* **WRITTEN TASK**: Find how many lines in the data below mention "flower". Give the number only.

* **Stored data**:
○ ○ ○

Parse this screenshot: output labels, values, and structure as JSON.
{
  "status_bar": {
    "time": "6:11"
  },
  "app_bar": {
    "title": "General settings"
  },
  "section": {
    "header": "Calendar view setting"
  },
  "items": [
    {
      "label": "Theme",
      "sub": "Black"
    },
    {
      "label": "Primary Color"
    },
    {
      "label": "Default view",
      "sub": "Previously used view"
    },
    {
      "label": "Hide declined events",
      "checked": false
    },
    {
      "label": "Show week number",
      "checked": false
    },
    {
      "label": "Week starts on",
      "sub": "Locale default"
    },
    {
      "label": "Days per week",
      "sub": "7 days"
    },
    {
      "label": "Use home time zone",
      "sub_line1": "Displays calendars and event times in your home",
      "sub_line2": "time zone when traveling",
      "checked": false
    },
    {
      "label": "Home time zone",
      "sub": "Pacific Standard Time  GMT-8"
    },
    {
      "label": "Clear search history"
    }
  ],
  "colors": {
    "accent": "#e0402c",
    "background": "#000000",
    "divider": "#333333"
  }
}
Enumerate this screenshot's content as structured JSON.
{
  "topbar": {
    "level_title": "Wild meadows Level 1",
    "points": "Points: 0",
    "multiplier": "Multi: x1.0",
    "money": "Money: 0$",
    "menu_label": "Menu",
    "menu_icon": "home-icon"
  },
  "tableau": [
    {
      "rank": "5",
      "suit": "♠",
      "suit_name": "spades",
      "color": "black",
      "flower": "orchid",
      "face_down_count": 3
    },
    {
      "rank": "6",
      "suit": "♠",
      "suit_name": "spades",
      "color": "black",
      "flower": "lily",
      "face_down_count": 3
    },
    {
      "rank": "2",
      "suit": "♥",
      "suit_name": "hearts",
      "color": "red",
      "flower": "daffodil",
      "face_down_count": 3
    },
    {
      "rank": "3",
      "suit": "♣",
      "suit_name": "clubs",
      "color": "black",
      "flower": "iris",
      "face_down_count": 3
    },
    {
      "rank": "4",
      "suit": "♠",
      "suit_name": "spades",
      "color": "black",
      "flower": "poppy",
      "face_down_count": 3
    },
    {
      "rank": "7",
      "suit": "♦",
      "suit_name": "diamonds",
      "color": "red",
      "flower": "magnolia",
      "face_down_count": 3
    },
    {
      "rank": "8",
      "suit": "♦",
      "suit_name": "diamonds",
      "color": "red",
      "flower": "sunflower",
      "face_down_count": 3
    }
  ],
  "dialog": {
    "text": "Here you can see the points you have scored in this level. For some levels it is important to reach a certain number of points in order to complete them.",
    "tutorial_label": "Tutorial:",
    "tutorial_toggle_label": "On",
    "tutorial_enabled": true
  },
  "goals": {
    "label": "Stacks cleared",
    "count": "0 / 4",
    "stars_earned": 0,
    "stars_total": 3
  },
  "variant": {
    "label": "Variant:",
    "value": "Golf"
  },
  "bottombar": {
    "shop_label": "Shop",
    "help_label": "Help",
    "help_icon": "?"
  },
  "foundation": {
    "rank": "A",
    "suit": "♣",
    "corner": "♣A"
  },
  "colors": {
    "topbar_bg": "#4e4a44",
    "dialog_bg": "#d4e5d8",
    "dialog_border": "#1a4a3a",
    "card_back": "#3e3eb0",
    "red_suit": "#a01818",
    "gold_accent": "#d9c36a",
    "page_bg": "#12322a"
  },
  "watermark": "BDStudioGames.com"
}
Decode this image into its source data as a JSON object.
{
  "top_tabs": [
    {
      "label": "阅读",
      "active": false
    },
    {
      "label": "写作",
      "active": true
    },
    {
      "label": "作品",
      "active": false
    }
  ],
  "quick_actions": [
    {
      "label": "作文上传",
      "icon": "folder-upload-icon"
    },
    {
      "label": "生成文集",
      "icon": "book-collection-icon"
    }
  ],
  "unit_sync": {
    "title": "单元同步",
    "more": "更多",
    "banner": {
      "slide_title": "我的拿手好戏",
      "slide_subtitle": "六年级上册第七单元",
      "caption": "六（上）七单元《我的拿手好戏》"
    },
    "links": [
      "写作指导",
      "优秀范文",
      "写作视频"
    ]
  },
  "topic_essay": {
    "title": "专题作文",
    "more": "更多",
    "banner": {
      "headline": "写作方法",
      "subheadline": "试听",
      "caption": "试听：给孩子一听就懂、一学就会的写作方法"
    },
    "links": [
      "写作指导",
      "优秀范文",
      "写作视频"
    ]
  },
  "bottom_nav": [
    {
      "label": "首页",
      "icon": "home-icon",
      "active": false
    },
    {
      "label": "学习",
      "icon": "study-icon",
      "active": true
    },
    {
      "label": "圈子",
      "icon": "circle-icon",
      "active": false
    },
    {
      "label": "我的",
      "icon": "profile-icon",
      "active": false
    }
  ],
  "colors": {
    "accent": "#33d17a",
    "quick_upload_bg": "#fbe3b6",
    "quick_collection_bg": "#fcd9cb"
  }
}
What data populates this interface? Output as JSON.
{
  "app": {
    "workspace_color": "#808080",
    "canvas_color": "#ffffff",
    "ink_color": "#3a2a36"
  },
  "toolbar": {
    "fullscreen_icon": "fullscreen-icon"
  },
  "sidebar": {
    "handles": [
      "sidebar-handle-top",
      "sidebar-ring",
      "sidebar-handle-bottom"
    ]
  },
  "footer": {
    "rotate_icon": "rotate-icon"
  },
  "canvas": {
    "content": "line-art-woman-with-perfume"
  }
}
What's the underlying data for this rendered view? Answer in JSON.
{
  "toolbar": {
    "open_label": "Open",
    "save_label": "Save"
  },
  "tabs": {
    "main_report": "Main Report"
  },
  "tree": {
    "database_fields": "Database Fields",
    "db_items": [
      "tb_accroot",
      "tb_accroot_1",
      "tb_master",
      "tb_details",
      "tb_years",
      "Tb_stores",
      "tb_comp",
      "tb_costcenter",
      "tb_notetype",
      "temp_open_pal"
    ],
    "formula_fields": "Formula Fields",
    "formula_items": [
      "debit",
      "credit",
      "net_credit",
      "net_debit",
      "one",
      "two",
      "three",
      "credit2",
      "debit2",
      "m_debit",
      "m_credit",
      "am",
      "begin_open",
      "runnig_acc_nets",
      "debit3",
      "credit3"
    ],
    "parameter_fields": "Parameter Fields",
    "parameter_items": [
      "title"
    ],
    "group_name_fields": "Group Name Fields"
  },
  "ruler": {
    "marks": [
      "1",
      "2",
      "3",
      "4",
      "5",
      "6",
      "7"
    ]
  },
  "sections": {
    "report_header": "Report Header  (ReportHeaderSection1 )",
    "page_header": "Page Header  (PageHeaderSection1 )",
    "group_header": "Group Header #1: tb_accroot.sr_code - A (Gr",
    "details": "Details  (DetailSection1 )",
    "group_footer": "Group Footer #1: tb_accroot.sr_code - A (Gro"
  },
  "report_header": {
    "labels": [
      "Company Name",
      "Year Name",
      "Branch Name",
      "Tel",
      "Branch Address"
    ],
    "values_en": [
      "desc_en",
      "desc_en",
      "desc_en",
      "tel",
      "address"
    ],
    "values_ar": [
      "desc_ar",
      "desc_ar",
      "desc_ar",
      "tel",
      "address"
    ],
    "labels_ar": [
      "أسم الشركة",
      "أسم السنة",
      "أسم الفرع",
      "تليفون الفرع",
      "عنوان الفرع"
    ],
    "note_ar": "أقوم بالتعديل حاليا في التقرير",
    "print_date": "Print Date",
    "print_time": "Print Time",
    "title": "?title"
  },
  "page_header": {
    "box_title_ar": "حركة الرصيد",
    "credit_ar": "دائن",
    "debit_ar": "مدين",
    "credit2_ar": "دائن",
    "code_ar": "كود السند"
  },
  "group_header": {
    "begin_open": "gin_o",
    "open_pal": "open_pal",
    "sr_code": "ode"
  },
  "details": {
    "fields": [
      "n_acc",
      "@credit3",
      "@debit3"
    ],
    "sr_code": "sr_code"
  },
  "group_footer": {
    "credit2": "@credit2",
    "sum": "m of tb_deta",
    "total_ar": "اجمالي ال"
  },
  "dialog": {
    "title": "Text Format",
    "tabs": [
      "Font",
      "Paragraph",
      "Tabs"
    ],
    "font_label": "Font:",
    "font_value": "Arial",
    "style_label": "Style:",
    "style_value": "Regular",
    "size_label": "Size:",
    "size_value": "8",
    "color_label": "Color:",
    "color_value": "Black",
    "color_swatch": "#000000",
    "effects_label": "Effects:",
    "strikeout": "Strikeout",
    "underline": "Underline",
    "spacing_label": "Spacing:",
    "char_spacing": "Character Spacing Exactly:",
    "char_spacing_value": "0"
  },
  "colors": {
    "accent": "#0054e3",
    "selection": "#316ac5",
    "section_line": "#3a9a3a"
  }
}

○ ○ ○

* **THE SOLUTION**: 7